**TO DO:**
Pull out every line of the data below that contains the word "maternal", and copy each one as it appears.

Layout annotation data
################
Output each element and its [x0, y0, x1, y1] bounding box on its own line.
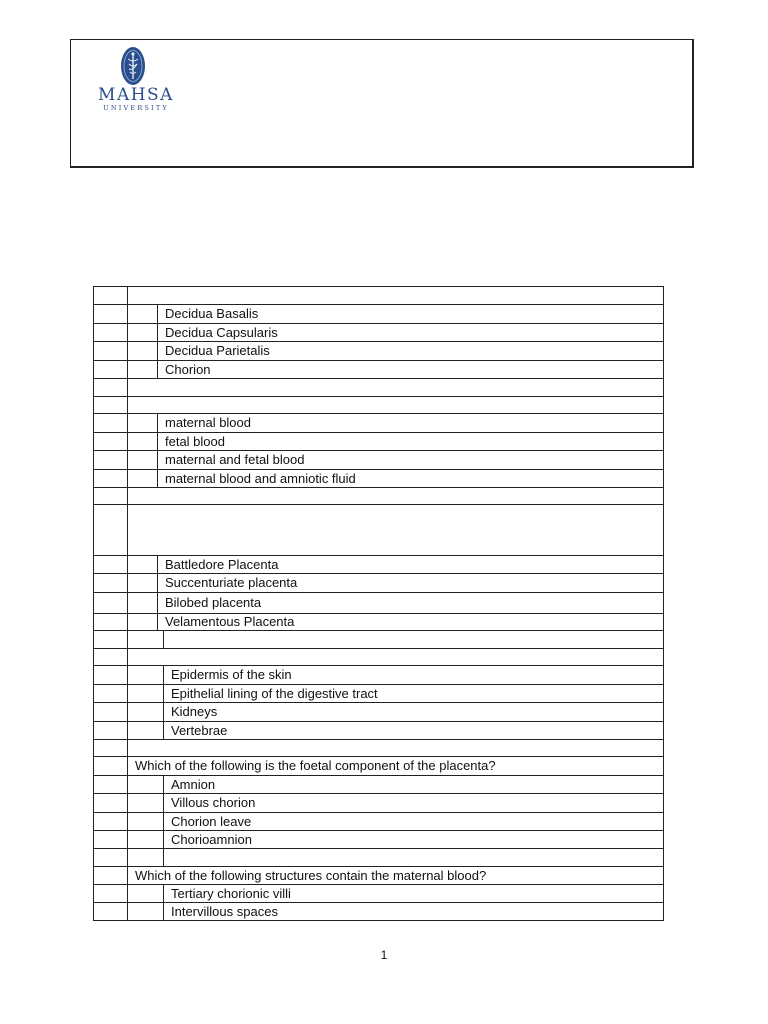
option-letter-cell — [128, 451, 158, 470]
blank-cell — [94, 470, 128, 488]
blank-cell — [94, 885, 128, 903]
blank-cell — [128, 488, 664, 505]
option-letter-cell — [128, 342, 158, 361]
option-text: Epidermis of the skin — [164, 666, 664, 685]
spacer-row — [94, 379, 664, 397]
option-letter-cell — [128, 885, 164, 903]
spacer-row — [94, 631, 664, 649]
option-letter-cell — [128, 433, 158, 451]
blank-cell — [94, 433, 128, 451]
option-letter-cell — [128, 593, 158, 614]
blank-cell — [94, 722, 128, 740]
blank-cell — [94, 849, 128, 867]
blank-cell — [94, 324, 128, 342]
option-letter-cell — [128, 831, 164, 849]
blank-cell — [94, 593, 128, 614]
option-text: Decidua Capsularis — [158, 324, 664, 342]
crest-icon — [120, 46, 146, 86]
option-row — [94, 305, 664, 324]
option-row — [94, 574, 664, 593]
question-row — [94, 649, 664, 666]
question-prompt — [128, 649, 664, 666]
option-text: Bilobed placenta — [158, 593, 664, 614]
question-prompt — [128, 505, 664, 556]
blank-cell — [94, 740, 128, 757]
option-letter-cell — [128, 574, 158, 593]
option-row — [94, 813, 664, 831]
spacer-row — [94, 849, 664, 867]
blank-cell — [94, 414, 128, 433]
blank-cell — [94, 305, 128, 324]
blank-cell — [128, 379, 664, 397]
question-prompt — [128, 287, 664, 305]
option-row — [94, 903, 664, 921]
blank-cell — [94, 685, 128, 703]
option-text: Kidneys — [164, 703, 664, 722]
option-text: Chorion leave — [164, 813, 664, 831]
option-letter-cell — [128, 794, 164, 813]
option-letter-cell — [128, 414, 158, 433]
blank-cell — [94, 903, 128, 921]
option-row — [94, 556, 664, 574]
option-row — [94, 414, 664, 433]
blank-cell — [94, 776, 128, 794]
option-row — [94, 451, 664, 470]
blank-cell — [94, 794, 128, 813]
blank-cell — [94, 379, 128, 397]
logo-name: MAHSA — [98, 85, 174, 105]
option-letter-cell — [128, 305, 158, 324]
spacer-row — [94, 740, 664, 757]
blank-cell — [94, 451, 128, 470]
university-logo — [96, 46, 176, 116]
option-text: Decidua Parietalis — [158, 342, 664, 361]
question-number-cell — [94, 397, 128, 414]
option-letter-cell — [128, 722, 164, 740]
option-row — [94, 831, 664, 849]
logo-subtitle: UNIVERSITY — [103, 104, 169, 112]
blank-cell — [94, 831, 128, 849]
option-row — [94, 324, 664, 342]
option-row — [94, 776, 664, 794]
question-table — [93, 286, 664, 921]
question-number-cell — [94, 649, 128, 666]
question-prompt — [128, 397, 664, 414]
blank-cell — [164, 631, 664, 649]
blank-cell — [94, 813, 128, 831]
option-row — [94, 722, 664, 740]
option-row — [94, 794, 664, 813]
option-text: maternal and fetal blood — [158, 451, 664, 470]
blank-cell — [128, 849, 164, 867]
question-row — [94, 505, 664, 556]
spacer-row — [94, 488, 664, 505]
blank-cell — [128, 740, 664, 757]
option-row — [94, 614, 664, 631]
blank-cell — [94, 703, 128, 722]
option-letter-cell — [128, 556, 158, 574]
question-row — [94, 867, 664, 885]
blank-cell — [94, 666, 128, 685]
question-number-cell — [94, 505, 128, 556]
option-row — [94, 666, 664, 685]
option-letter-cell — [128, 813, 164, 831]
question-number-cell — [94, 867, 128, 885]
question-prompt: Which of the following structures contain the maternal blood? — [128, 867, 664, 885]
option-text: Chorioamnion — [164, 831, 664, 849]
option-text: Amnion — [164, 776, 664, 794]
option-row — [94, 470, 664, 488]
option-text: Intervillous spaces — [164, 903, 664, 921]
option-row — [94, 703, 664, 722]
option-letter-cell — [128, 324, 158, 342]
option-text: maternal blood — [158, 414, 664, 433]
option-letter-cell — [128, 470, 158, 488]
option-text: fetal blood — [158, 433, 664, 451]
question-prompt: Which of the following is the foetal component of the placenta? — [128, 757, 664, 776]
option-row — [94, 342, 664, 361]
option-letter-cell — [128, 703, 164, 722]
blank-cell — [94, 342, 128, 361]
blank-cell — [94, 631, 128, 649]
option-row — [94, 685, 664, 703]
blank-cell — [94, 556, 128, 574]
blank-cell — [94, 614, 128, 631]
option-text: Velamentous Placenta — [158, 614, 664, 631]
question-row — [94, 287, 664, 305]
blank-cell — [128, 631, 164, 649]
option-text: Villous chorion — [164, 794, 664, 813]
option-text: Epithelial lining of the digestive tract — [164, 685, 664, 703]
option-letter-cell — [128, 903, 164, 921]
option-letter-cell — [128, 666, 164, 685]
option-letter-cell — [128, 614, 158, 631]
question-row — [94, 757, 664, 776]
question-number-cell — [94, 287, 128, 305]
blank-cell — [94, 361, 128, 379]
option-text: maternal blood and amniotic fluid — [158, 470, 664, 488]
option-text: Succenturiate placenta — [158, 574, 664, 593]
option-letter-cell — [128, 685, 164, 703]
option-text: Tertiary chorionic villi — [164, 885, 664, 903]
option-row — [94, 885, 664, 903]
blank-cell — [164, 849, 664, 867]
option-text: Chorion — [158, 361, 664, 379]
option-text: Battledore Placenta — [158, 556, 664, 574]
option-row — [94, 433, 664, 451]
question-number-cell — [94, 757, 128, 776]
option-row — [94, 593, 664, 614]
blank-cell — [94, 488, 128, 505]
option-letter-cell — [128, 776, 164, 794]
option-row — [94, 361, 664, 379]
option-text: Decidua Basalis — [158, 305, 664, 324]
question-row — [94, 397, 664, 414]
page-number: 1 — [380, 948, 388, 962]
option-text: Vertebrae — [164, 722, 664, 740]
blank-cell — [94, 574, 128, 593]
option-letter-cell — [128, 361, 158, 379]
################
**ANSWER TO THE TASK:**
option-text: maternal and fetal blood — [158, 451, 664, 470]
question-prompt: Which of the following structures contain the maternal blood? — [128, 867, 664, 885]
option-text: maternal blood — [158, 414, 664, 433]
option-text: maternal blood and amniotic fluid — [158, 470, 664, 488]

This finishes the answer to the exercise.